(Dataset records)

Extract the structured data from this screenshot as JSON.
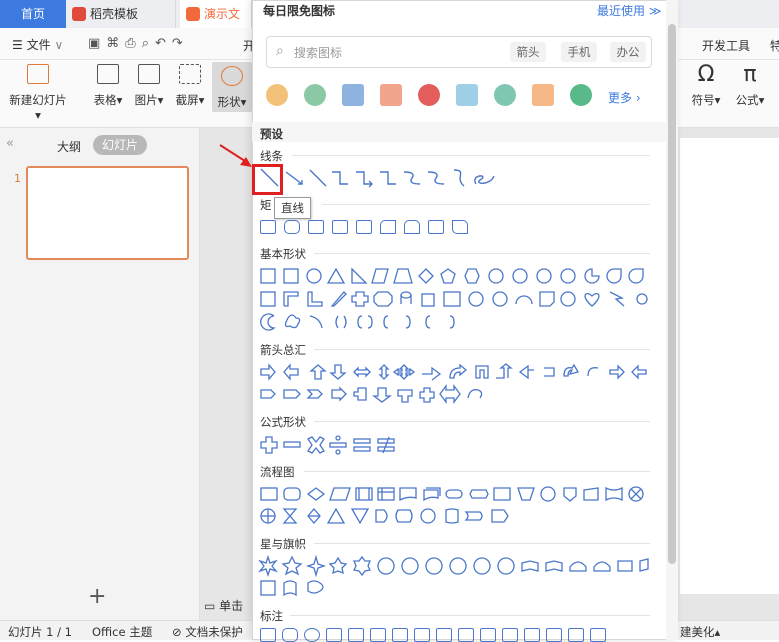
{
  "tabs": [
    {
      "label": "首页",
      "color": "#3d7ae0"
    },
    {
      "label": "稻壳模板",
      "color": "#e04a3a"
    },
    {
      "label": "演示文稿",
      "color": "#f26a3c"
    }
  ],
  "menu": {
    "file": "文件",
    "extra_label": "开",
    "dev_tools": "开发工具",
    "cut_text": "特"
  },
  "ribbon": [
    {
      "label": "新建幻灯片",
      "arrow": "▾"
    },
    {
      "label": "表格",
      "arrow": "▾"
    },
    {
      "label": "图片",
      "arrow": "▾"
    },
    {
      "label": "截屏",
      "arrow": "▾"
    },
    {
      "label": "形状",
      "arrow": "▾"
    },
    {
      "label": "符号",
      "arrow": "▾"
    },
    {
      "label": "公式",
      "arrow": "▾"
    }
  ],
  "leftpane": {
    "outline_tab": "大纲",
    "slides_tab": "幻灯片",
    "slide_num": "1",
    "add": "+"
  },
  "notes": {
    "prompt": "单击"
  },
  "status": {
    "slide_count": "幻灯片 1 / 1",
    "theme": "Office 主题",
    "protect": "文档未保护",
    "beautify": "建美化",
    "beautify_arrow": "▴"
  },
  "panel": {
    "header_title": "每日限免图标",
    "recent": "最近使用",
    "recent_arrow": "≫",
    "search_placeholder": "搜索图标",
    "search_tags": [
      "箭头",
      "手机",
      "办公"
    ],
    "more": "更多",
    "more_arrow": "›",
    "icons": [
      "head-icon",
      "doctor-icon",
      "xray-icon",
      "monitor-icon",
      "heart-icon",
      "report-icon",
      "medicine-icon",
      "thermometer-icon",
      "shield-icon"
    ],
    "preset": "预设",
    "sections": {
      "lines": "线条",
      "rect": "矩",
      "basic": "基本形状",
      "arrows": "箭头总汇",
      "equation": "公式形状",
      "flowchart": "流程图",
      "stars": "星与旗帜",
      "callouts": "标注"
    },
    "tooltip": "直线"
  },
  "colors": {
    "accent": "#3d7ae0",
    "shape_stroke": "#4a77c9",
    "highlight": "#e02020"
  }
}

**Description of the task:** The records above must be printed exactly; the pictures stay out.

**Solution to the problem:**
Extract the structured data from this screenshot as JSON.
{
  "tabs": [
    {
      "label": "首页",
      "color": "#3d7ae0"
    },
    {
      "label": "稻壳模板",
      "color": "#e04a3a"
    },
    {
      "label": "演示文稿",
      "color": "#f26a3c"
    }
  ],
  "menu": {
    "file": "文件",
    "extra_label": "开",
    "dev_tools": "开发工具",
    "cut_text": "特"
  },
  "ribbon": [
    {
      "label": "新建幻灯片",
      "arrow": "▾"
    },
    {
      "label": "表格",
      "arrow": "▾"
    },
    {
      "label": "图片",
      "arrow": "▾"
    },
    {
      "label": "截屏",
      "arrow": "▾"
    },
    {
      "label": "形状",
      "arrow": "▾"
    },
    {
      "label": "符号",
      "arrow": "▾"
    },
    {
      "label": "公式",
      "arrow": "▾"
    }
  ],
  "leftpane": {
    "outline_tab": "大纲",
    "slides_tab": "幻灯片",
    "slide_num": "1",
    "add": "+"
  },
  "notes": {
    "prompt": "单击"
  },
  "status": {
    "slide_count": "幻灯片 1 / 1",
    "theme": "Office 主题",
    "protect": "文档未保护",
    "beautify": "建美化",
    "beautify_arrow": "▴"
  },
  "panel": {
    "header_title": "每日限免图标",
    "recent": "最近使用",
    "recent_arrow": "≫",
    "search_placeholder": "搜索图标",
    "search_tags": [
      "箭头",
      "手机",
      "办公"
    ],
    "more": "更多",
    "more_arrow": "›",
    "icons": [
      "head-icon",
      "doctor-icon",
      "xray-icon",
      "monitor-icon",
      "heart-icon",
      "report-icon",
      "medicine-icon",
      "thermometer-icon",
      "shield-icon"
    ],
    "preset": "预设",
    "sections": {
      "lines": "线条",
      "rect": "矩",
      "basic": "基本形状",
      "arrows": "箭头总汇",
      "equation": "公式形状",
      "flowchart": "流程图",
      "stars": "星与旗帜",
      "callouts": "标注"
    },
    "tooltip": "直线"
  },
  "colors": {
    "accent": "#3d7ae0",
    "shape_stroke": "#4a77c9",
    "highlight": "#e02020"
  }
}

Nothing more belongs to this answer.